* _TASK REQUIREMENTS_
Retype the complete listing exactly as it appears.

* _EXTRACTED INFORMATION_
** Start **
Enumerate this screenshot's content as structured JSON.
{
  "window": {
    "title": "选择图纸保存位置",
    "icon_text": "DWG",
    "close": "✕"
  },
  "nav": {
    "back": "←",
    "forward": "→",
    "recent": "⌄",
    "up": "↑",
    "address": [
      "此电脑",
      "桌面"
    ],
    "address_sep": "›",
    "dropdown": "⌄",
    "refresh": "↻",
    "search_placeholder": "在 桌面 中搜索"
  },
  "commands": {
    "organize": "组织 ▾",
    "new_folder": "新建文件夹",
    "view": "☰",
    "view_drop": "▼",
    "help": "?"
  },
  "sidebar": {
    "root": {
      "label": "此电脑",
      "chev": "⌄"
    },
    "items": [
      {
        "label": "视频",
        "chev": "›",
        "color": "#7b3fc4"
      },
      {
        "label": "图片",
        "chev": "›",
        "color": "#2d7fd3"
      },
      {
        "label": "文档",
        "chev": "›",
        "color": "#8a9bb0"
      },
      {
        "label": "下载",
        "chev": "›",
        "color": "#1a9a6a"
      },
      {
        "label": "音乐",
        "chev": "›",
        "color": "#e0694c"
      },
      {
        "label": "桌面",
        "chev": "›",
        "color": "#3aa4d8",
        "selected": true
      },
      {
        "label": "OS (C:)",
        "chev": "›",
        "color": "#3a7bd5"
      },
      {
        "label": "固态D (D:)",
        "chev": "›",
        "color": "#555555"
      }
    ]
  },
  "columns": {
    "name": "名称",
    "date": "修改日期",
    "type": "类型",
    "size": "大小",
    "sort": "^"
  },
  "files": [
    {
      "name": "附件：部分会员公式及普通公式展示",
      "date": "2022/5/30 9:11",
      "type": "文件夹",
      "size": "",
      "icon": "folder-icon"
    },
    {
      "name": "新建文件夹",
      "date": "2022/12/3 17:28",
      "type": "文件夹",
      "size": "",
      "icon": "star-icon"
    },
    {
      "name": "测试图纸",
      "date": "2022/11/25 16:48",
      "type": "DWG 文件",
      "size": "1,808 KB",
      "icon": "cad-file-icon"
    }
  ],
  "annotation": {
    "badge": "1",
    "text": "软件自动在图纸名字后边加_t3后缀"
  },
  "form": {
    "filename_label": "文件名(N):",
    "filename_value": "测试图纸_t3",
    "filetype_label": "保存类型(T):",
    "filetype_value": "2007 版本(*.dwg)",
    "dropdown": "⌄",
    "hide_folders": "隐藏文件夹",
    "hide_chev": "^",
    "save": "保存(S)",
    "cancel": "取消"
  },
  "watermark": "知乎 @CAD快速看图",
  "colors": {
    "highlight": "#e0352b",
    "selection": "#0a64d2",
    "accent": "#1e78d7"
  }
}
** End **
* _CORRECT RESPONSE_
Enumerate this screenshot's content as structured JSON.
{
  "window": {
    "title": "选择图纸保存位置",
    "icon_text": "DWG",
    "close": "✕"
  },
  "nav": {
    "back": "←",
    "forward": "→",
    "recent": "⌄",
    "up": "↑",
    "address": [
      "此电脑",
      "桌面"
    ],
    "address_sep": "›",
    "dropdown": "⌄",
    "refresh": "↻",
    "search_placeholder": "在 桌面 中搜索"
  },
  "commands": {
    "organize": "组织 ▾",
    "new_folder": "新建文件夹",
    "view": "☰",
    "view_drop": "▼",
    "help": "?"
  },
  "sidebar": {
    "root": {
      "label": "此电脑",
      "chev": "⌄"
    },
    "items": [
      {
        "label": "视频",
        "chev": "›",
        "color": "#7b3fc4"
      },
      {
        "label": "图片",
        "chev": "›",
        "color": "#2d7fd3"
      },
      {
        "label": "文档",
        "chev": "›",
        "color": "#8a9bb0"
      },
      {
        "label": "下载",
        "chev": "›",
        "color": "#1a9a6a"
      },
      {
        "label": "音乐",
        "chev": "›",
        "color": "#e0694c"
      },
      {
        "label": "桌面",
        "chev": "›",
        "color": "#3aa4d8",
        "selected": true
      },
      {
        "label": "OS (C:)",
        "chev": "›",
        "color": "#3a7bd5"
      },
      {
        "label": "固态D (D:)",
        "chev": "›",
        "color": "#555555"
      }
    ]
  },
  "columns": {
    "name": "名称",
    "date": "修改日期",
    "type": "类型",
    "size": "大小",
    "sort": "^"
  },
  "files": [
    {
      "name": "附件：部分会员公式及普通公式展示",
      "date": "2022/5/30 9:11",
      "type": "文件夹",
      "size": "",
      "icon": "folder-icon"
    },
    {
      "name": "新建文件夹",
      "date": "2022/12/3 17:28",
      "type": "文件夹",
      "size": "",
      "icon": "star-icon"
    },
    {
      "name": "测试图纸",
      "date": "2022/11/25 16:48",
      "type": "DWG 文件",
      "size": "1,808 KB",
      "icon": "cad-file-icon"
    }
  ],
  "annotation": {
    "badge": "1",
    "text": "软件自动在图纸名字后边加_t3后缀"
  },
  "form": {
    "filename_label": "文件名(N):",
    "filename_value": "测试图纸_t3",
    "filetype_label": "保存类型(T):",
    "filetype_value": "2007 版本(*.dwg)",
    "dropdown": "⌄",
    "hide_folders": "隐藏文件夹",
    "hide_chev": "^",
    "save": "保存(S)",
    "cancel": "取消"
  },
  "watermark": "知乎 @CAD快速看图",
  "colors": {
    "highlight": "#e0352b",
    "selection": "#0a64d2",
    "accent": "#1e78d7"
  }
}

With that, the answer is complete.